**Task to carry out**
For the listing below, give the count of lines containing "have", and no other text.

Saved data entries

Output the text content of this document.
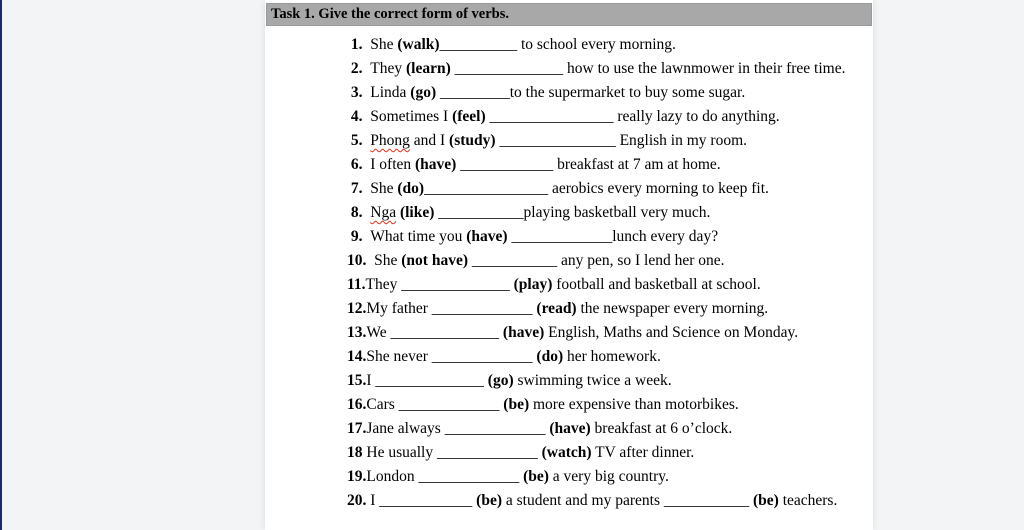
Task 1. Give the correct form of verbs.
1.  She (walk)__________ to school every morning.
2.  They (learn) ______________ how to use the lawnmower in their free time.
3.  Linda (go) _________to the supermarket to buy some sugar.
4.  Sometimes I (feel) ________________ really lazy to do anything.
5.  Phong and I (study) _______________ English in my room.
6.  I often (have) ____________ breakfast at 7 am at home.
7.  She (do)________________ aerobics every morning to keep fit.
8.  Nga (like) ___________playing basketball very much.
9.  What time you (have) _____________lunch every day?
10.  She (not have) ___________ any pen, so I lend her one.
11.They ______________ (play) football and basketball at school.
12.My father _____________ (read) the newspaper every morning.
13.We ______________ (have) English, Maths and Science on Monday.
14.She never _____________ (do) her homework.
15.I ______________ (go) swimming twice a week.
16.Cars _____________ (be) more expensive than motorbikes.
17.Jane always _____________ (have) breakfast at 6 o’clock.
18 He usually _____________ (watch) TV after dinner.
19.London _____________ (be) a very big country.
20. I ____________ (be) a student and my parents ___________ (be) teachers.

**Worked answer**
5